## Start

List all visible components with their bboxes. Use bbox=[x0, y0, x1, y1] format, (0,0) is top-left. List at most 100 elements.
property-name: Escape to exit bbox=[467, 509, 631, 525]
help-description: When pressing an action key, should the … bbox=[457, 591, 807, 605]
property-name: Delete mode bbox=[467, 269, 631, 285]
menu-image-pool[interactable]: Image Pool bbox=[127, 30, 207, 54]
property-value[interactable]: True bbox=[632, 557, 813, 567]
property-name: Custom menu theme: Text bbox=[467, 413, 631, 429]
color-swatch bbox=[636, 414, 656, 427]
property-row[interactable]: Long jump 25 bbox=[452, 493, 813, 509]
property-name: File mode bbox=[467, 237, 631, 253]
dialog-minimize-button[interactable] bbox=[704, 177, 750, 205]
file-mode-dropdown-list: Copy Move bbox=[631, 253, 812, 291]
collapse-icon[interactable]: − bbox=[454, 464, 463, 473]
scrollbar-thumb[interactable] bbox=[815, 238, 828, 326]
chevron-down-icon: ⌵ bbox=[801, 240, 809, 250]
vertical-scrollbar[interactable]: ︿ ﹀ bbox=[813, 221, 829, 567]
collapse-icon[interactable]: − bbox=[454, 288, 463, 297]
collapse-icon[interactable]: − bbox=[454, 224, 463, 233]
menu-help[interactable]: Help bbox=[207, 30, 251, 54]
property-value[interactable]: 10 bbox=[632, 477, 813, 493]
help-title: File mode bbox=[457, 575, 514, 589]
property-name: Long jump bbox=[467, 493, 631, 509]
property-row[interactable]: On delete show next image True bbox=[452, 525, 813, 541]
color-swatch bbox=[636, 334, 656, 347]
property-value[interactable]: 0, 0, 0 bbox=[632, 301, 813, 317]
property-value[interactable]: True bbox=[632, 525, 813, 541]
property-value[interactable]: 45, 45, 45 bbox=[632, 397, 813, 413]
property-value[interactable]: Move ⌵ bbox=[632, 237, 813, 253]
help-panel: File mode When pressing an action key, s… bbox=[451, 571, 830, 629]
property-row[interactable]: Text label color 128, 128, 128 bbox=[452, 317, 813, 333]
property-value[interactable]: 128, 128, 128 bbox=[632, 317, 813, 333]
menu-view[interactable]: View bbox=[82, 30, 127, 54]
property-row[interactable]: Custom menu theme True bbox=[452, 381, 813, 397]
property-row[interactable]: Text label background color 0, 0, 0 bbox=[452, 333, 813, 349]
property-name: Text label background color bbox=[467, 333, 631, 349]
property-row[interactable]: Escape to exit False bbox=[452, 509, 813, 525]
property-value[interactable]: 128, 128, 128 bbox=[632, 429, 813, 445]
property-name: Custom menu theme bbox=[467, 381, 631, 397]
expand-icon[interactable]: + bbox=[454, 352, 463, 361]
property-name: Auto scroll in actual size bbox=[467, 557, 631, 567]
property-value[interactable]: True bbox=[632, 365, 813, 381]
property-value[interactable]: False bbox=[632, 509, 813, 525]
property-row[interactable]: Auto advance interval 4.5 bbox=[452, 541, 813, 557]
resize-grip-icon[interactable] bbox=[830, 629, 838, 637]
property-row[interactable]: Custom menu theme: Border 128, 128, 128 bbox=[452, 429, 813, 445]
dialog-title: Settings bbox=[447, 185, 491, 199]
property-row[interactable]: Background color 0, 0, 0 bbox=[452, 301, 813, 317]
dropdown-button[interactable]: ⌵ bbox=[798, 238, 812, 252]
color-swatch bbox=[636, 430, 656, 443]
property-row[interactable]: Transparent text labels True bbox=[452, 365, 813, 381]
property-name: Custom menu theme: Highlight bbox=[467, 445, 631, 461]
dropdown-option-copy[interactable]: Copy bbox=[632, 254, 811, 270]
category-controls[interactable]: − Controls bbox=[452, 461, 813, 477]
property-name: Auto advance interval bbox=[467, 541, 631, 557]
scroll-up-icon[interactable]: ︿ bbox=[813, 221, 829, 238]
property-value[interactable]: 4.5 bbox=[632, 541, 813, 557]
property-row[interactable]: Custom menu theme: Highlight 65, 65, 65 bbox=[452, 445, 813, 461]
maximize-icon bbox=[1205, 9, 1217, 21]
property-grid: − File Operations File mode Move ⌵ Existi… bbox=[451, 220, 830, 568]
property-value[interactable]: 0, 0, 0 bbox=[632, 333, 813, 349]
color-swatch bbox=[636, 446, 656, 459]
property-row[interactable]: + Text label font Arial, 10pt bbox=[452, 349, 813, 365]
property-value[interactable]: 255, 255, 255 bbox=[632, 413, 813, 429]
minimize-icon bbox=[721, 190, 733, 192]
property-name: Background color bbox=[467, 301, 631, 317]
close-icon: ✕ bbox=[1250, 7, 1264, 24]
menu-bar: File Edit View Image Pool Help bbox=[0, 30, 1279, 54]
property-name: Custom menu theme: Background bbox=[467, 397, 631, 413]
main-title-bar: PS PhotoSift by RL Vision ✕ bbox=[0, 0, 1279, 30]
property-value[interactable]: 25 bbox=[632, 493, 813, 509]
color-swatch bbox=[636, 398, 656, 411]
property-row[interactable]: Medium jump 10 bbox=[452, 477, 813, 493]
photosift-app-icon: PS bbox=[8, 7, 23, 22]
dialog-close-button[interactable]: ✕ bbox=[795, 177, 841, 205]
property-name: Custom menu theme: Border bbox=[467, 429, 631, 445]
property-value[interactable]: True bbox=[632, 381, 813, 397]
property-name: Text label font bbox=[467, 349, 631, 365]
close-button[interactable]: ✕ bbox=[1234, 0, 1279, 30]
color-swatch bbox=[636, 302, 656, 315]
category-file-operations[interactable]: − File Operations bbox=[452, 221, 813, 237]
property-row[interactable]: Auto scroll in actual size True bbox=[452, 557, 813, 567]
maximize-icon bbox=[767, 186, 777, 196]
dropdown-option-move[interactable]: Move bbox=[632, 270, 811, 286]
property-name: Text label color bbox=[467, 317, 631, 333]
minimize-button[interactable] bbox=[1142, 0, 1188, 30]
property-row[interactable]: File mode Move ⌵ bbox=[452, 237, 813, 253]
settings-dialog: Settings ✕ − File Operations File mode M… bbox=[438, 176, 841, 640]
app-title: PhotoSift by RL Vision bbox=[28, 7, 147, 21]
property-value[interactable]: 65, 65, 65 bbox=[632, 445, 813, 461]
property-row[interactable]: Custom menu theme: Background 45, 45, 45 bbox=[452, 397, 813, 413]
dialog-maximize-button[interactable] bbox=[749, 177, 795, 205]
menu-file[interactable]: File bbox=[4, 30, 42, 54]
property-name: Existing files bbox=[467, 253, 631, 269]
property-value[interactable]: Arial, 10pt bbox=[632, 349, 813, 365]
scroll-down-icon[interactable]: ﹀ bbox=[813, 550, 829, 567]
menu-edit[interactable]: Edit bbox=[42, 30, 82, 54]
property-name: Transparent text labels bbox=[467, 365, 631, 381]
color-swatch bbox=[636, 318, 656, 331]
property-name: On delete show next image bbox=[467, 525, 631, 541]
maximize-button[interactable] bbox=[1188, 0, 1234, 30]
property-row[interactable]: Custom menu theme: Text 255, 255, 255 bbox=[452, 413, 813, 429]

## End

THE PROBLEM | Return every line from the entries above that contains the word "exit".

SOLUTION TO THIS TASK |
property-name: Escape to exit bbox=[467, 509, 631, 525]
property-row[interactable]: Escape to exit False bbox=[452, 509, 813, 525]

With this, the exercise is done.